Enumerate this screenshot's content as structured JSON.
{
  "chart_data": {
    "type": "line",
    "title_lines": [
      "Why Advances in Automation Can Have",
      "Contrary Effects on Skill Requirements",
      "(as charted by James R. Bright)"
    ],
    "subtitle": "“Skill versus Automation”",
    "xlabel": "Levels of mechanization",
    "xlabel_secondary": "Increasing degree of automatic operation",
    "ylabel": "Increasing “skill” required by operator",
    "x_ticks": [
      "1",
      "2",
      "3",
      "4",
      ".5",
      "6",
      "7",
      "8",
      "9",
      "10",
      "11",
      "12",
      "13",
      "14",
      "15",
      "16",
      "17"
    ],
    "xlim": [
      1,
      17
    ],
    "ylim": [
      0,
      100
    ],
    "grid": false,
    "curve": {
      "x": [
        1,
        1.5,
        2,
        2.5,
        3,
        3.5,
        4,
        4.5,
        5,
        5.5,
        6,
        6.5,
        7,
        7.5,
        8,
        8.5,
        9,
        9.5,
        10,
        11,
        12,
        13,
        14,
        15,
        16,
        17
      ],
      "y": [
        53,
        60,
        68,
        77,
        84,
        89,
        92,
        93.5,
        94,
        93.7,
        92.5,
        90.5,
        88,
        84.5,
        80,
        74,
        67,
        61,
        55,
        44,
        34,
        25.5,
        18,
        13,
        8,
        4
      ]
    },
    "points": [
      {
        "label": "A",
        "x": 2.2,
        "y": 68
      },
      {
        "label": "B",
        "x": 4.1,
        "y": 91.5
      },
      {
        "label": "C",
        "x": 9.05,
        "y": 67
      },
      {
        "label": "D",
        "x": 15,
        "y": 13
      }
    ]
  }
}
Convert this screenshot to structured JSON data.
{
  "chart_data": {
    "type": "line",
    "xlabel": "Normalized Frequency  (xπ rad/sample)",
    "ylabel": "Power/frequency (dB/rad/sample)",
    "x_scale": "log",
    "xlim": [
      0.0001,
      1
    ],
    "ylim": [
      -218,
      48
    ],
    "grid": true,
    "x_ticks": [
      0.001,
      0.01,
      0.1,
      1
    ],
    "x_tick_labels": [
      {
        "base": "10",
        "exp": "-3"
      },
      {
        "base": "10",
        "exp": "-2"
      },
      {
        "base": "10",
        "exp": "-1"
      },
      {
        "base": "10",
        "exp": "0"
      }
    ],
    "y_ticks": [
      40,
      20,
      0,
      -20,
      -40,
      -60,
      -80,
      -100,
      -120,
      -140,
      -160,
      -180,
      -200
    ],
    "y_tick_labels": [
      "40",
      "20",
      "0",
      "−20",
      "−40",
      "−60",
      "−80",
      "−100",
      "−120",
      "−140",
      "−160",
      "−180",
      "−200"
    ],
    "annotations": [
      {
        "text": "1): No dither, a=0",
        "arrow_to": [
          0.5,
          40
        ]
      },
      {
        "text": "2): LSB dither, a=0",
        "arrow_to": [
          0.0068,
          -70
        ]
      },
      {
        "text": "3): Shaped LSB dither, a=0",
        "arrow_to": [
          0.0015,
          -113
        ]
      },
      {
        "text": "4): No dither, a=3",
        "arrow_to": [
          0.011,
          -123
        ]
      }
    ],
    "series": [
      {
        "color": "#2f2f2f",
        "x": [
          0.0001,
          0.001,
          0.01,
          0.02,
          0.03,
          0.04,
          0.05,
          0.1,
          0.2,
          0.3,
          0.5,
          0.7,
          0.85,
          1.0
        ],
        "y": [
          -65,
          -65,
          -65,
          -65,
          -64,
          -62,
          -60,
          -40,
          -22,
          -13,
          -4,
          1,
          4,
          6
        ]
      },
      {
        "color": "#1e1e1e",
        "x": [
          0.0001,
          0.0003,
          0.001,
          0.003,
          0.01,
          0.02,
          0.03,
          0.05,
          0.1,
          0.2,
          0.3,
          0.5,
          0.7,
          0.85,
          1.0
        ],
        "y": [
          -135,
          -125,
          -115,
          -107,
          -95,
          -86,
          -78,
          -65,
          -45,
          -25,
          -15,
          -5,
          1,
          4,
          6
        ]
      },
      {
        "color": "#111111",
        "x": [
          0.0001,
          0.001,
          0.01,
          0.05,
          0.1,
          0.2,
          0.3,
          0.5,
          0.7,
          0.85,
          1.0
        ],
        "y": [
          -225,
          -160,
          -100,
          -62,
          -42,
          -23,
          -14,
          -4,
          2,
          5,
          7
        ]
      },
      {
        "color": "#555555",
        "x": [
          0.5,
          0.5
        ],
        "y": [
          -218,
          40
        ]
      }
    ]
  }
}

* * *

_Task brief_: Please restate the data word for word, every record included.

_Solution to the exercise_:
Enumerate this screenshot's content as structured JSON.
{
  "chart_data": {
    "type": "line",
    "title_lines": [
      "Why Advances in Automation Can Have",
      "Contrary Effects on Skill Requirements",
      "(as charted by James R. Bright)"
    ],
    "subtitle": "“Skill versus Automation”",
    "xlabel": "Levels of mechanization",
    "xlabel_secondary": "Increasing degree of automatic operation",
    "ylabel": "Increasing “skill” required by operator",
    "x_ticks": [
      "1",
      "2",
      "3",
      "4",
      ".5",
      "6",
      "7",
      "8",
      "9",
      "10",
      "11",
      "12",
      "13",
      "14",
      "15",
      "16",
      "17"
    ],
    "xlim": [
      1,
      17
    ],
    "ylim": [
      0,
      100
    ],
    "grid": false,
    "curve": {
      "x": [
        1,
        1.5,
        2,
        2.5,
        3,
        3.5,
        4,
        4.5,
        5,
        5.5,
        6,
        6.5,
        7,
        7.5,
        8,
        8.5,
        9,
        9.5,
        10,
        11,
        12,
        13,
        14,
        15,
        16,
        17
      ],
      "y": [
        53,
        60,
        68,
        77,
        84,
        89,
        92,
        93.5,
        94,
        93.7,
        92.5,
        90.5,
        88,
        84.5,
        80,
        74,
        67,
        61,
        55,
        44,
        34,
        25.5,
        18,
        13,
        8,
        4
      ]
    },
    "points": [
      {
        "label": "A",
        "x": 2.2,
        "y": 68
      },
      {
        "label": "B",
        "x": 4.1,
        "y": 91.5
      },
      {
        "label": "C",
        "x": 9.05,
        "y": 67
      },
      {
        "label": "D",
        "x": 15,
        "y": 13
      }
    ]
  }
}
Convert this screenshot to structured JSON data.
{
  "chart_data": {
    "type": "line",
    "xlabel": "Normalized Frequency  (xπ rad/sample)",
    "ylabel": "Power/frequency (dB/rad/sample)",
    "x_scale": "log",
    "xlim": [
      0.0001,
      1
    ],
    "ylim": [
      -218,
      48
    ],
    "grid": true,
    "x_ticks": [
      0.001,
      0.01,
      0.1,
      1
    ],
    "x_tick_labels": [
      {
        "base": "10",
        "exp": "-3"
      },
      {
        "base": "10",
        "exp": "-2"
      },
      {
        "base": "10",
        "exp": "-1"
      },
      {
        "base": "10",
        "exp": "0"
      }
    ],
    "y_ticks": [
      40,
      20,
      0,
      -20,
      -40,
      -60,
      -80,
      -100,
      -120,
      -140,
      -160,
      -180,
      -200
    ],
    "y_tick_labels": [
      "40",
      "20",
      "0",
      "−20",
      "−40",
      "−60",
      "−80",
      "−100",
      "−120",
      "−140",
      "−160",
      "−180",
      "−200"
    ],
    "annotations": [
      {
        "text": "1): No dither, a=0",
        "arrow_to": [
          0.5,
          40
        ]
      },
      {
        "text": "2): LSB dither, a=0",
        "arrow_to": [
          0.0068,
          -70
        ]
      },
      {
        "text": "3): Shaped LSB dither, a=0",
        "arrow_to": [
          0.0015,
          -113
        ]
      },
      {
        "text": "4): No dither, a=3",
        "arrow_to": [
          0.011,
          -123
        ]
      }
    ],
    "series": [
      {
        "color": "#2f2f2f",
        "x": [
          0.0001,
          0.001,
          0.01,
          0.02,
          0.03,
          0.04,
          0.05,
          0.1,
          0.2,
          0.3,
          0.5,
          0.7,
          0.85,
          1.0
        ],
        "y": [
          -65,
          -65,
          -65,
          -65,
          -64,
          -62,
          -60,
          -40,
          -22,
          -13,
          -4,
          1,
          4,
          6
        ]
      },
      {
        "color": "#1e1e1e",
        "x": [
          0.0001,
          0.0003,
          0.001,
          0.003,
          0.01,
          0.02,
          0.03,
          0.05,
          0.1,
          0.2,
          0.3,
          0.5,
          0.7,
          0.85,
          1.0
        ],
        "y": [
          -135,
          -125,
          -115,
          -107,
          -95,
          -86,
          -78,
          -65,
          -45,
          -25,
          -15,
          -5,
          1,
          4,
          6
        ]
      },
      {
        "color": "#111111",
        "x": [
          0.0001,
          0.001,
          0.01,
          0.05,
          0.1,
          0.2,
          0.3,
          0.5,
          0.7,
          0.85,
          1.0
        ],
        "y": [
          -225,
          -160,
          -100,
          -62,
          -42,
          -23,
          -14,
          -4,
          2,
          5,
          7
        ]
      },
      {
        "color": "#555555",
        "x": [
          0.5,
          0.5
        ],
        "y": [
          -218,
          40
        ]
      }
    ]
  }
}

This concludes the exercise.